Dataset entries

■ ■ ■ ■

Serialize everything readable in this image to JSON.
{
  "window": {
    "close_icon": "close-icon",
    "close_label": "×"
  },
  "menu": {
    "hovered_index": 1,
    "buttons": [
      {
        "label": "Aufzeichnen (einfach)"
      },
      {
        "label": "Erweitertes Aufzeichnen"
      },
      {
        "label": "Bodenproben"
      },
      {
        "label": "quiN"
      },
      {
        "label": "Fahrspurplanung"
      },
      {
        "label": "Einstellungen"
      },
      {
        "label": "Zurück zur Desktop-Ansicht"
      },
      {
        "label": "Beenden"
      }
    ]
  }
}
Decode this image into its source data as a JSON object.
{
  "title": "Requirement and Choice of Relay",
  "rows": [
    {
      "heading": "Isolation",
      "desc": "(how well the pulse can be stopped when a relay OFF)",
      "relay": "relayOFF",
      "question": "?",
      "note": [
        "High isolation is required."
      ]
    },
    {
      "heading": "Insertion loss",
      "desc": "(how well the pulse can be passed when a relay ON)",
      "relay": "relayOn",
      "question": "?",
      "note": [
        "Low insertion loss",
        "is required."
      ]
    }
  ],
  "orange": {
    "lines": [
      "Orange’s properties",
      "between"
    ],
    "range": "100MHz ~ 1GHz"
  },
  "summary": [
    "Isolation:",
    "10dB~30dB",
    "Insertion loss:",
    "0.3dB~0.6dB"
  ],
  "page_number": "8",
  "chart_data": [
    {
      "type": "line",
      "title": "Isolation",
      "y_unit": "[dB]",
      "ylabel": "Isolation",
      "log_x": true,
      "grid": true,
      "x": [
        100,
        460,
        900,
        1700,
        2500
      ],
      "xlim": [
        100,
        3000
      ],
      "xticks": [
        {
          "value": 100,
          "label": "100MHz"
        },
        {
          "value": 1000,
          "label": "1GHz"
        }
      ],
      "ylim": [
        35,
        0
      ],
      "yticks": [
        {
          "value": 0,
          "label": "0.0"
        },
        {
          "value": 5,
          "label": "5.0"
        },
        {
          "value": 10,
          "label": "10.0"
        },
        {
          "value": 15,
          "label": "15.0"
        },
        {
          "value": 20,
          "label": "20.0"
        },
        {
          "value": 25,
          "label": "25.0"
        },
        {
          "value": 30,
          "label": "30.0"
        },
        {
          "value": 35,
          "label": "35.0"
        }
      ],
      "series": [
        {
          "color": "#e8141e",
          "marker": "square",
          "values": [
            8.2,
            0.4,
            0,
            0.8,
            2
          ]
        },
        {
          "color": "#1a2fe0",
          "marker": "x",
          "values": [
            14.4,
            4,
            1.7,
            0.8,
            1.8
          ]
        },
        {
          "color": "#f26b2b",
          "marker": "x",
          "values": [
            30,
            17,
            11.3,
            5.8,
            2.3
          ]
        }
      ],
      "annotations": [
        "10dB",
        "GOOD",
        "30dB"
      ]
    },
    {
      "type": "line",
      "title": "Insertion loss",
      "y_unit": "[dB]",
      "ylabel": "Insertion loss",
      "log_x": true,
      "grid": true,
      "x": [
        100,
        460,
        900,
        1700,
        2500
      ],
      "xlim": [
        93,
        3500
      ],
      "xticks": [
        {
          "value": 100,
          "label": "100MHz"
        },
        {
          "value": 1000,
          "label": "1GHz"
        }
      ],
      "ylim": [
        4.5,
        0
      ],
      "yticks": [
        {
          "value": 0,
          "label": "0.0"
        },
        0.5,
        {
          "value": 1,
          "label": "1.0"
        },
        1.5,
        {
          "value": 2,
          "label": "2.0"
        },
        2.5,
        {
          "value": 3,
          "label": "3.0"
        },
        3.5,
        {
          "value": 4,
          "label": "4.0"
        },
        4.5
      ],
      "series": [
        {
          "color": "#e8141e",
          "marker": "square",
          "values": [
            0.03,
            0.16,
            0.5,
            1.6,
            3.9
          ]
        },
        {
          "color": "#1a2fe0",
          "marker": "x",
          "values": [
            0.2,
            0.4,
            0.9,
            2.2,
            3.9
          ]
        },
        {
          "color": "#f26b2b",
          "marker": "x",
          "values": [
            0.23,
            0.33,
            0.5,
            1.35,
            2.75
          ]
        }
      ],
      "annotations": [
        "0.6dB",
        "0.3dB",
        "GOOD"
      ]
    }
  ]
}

■ ■ ■ ■

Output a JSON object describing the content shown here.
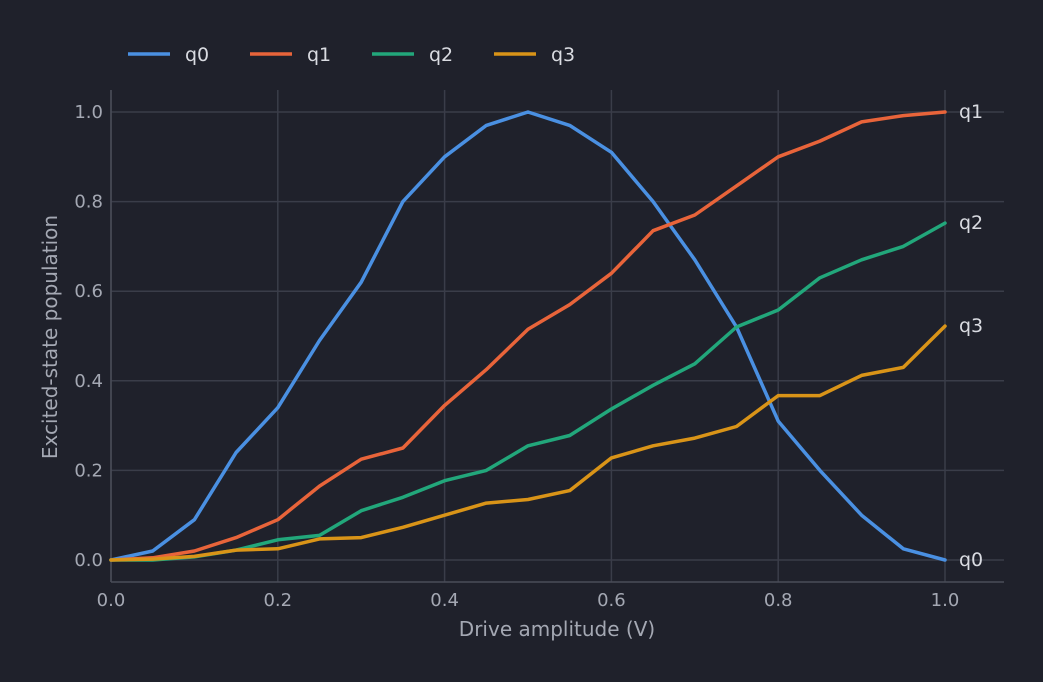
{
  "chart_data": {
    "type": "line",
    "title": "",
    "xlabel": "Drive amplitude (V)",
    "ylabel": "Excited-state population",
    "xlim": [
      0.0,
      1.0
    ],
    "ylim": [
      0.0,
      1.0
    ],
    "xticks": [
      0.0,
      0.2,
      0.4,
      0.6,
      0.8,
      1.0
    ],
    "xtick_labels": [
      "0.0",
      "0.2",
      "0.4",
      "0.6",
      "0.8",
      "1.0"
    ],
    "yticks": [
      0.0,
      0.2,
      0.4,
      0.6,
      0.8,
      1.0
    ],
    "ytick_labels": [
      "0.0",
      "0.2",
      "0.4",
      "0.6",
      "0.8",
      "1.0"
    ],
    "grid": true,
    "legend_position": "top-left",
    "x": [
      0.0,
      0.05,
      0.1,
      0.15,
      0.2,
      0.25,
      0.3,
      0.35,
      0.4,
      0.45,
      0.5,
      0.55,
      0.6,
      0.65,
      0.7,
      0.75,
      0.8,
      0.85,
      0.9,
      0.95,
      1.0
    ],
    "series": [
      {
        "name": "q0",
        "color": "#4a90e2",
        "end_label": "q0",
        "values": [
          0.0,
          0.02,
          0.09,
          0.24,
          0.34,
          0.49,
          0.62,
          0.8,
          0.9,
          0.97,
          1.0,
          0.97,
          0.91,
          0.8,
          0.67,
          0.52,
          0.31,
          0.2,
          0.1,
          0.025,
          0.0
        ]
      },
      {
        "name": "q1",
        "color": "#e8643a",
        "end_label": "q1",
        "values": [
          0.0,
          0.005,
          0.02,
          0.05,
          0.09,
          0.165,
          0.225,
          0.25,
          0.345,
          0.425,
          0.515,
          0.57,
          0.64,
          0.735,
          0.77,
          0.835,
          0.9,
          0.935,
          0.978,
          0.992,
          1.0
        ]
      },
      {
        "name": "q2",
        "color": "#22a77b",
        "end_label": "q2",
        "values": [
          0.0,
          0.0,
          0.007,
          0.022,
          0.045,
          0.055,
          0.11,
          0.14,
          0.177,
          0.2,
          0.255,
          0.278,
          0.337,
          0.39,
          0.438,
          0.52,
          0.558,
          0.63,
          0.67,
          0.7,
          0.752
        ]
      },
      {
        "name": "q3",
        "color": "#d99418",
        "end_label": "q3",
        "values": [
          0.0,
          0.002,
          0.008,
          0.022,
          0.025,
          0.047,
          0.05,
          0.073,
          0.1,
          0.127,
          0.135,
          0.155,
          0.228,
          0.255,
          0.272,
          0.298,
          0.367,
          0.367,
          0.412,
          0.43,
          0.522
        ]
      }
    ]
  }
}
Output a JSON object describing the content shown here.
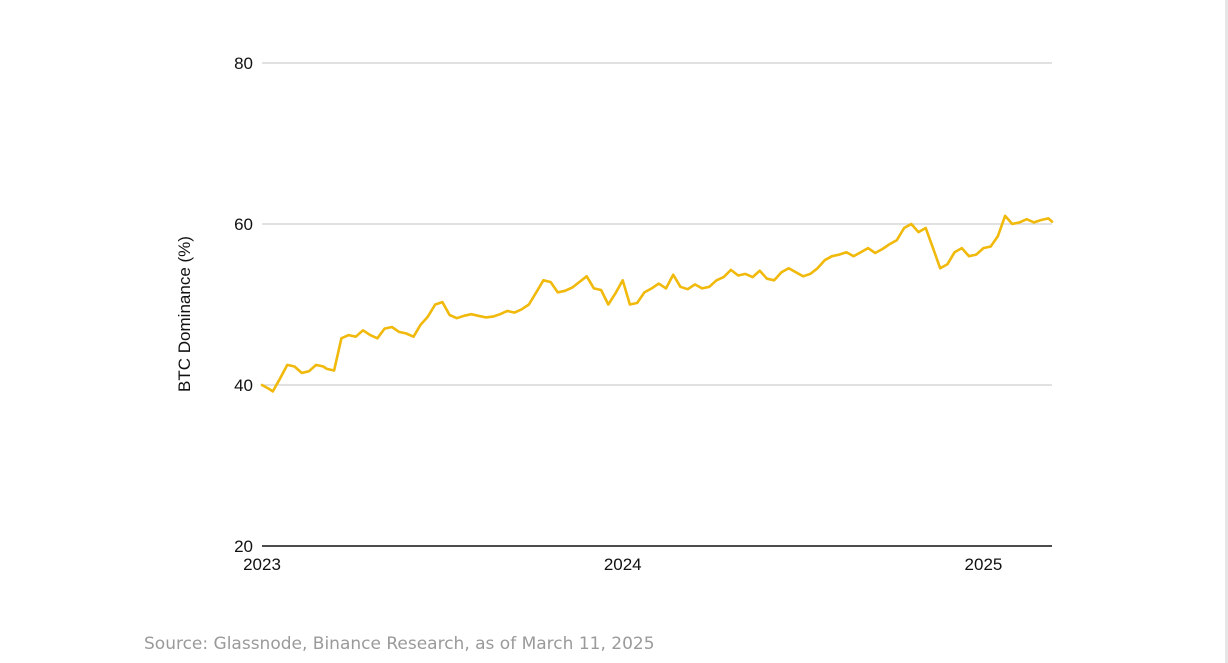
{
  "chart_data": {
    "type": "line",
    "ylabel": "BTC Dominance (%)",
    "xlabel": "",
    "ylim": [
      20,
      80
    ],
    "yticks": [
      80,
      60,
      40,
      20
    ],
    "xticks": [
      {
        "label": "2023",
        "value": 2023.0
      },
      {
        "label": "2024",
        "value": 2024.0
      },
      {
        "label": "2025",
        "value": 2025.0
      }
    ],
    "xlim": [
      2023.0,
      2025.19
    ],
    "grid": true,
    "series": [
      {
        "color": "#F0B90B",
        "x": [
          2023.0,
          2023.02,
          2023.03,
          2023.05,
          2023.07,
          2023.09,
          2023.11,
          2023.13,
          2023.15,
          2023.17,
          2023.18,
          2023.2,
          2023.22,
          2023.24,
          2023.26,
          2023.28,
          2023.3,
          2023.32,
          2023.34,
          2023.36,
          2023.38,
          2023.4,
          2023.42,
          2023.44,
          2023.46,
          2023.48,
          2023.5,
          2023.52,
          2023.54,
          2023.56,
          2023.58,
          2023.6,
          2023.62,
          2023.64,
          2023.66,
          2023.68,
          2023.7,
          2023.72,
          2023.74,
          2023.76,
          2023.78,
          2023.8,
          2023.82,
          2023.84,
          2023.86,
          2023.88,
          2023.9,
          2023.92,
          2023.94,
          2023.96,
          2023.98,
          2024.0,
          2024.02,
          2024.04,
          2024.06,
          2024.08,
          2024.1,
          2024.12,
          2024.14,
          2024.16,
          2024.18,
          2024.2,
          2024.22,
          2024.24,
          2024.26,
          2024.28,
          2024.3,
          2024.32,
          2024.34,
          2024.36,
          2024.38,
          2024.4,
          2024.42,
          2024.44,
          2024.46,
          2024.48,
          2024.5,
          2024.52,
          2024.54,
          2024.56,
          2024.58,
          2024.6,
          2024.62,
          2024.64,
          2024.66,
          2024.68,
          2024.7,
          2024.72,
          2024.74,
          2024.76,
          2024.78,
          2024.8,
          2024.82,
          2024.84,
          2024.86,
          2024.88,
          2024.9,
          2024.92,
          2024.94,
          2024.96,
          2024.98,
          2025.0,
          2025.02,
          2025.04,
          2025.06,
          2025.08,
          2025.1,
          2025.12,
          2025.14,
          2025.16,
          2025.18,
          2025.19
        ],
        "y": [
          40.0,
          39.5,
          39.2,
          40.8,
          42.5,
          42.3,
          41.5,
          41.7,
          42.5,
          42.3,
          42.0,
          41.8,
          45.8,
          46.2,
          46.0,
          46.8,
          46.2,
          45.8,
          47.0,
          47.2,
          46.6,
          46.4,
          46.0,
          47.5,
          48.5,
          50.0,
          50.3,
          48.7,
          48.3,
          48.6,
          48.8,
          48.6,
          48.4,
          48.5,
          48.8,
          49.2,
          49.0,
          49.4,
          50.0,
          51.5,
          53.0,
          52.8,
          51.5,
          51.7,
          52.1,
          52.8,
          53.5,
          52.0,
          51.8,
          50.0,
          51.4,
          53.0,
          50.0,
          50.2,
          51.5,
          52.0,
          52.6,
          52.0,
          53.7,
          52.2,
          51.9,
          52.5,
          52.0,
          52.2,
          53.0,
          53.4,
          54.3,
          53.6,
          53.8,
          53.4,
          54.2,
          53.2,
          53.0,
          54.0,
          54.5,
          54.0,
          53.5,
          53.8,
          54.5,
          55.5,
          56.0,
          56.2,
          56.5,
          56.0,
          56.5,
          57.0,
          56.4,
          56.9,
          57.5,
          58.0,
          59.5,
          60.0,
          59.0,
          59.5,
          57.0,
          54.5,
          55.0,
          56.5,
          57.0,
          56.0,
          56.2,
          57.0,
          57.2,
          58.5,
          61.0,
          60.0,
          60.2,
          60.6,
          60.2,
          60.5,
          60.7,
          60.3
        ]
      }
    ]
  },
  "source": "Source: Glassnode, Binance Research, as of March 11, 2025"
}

■ ■ ■ ■

-- Task requirements --
Scan the lines for the string "ylabel". Copy out each line that matches.

-- Response --
      "ylabel": "Isolation",
      "ylabel": "Insertion loss",
    "ylabel": "Excited-state population",
    "ylabel": "BTC Dominance (%)",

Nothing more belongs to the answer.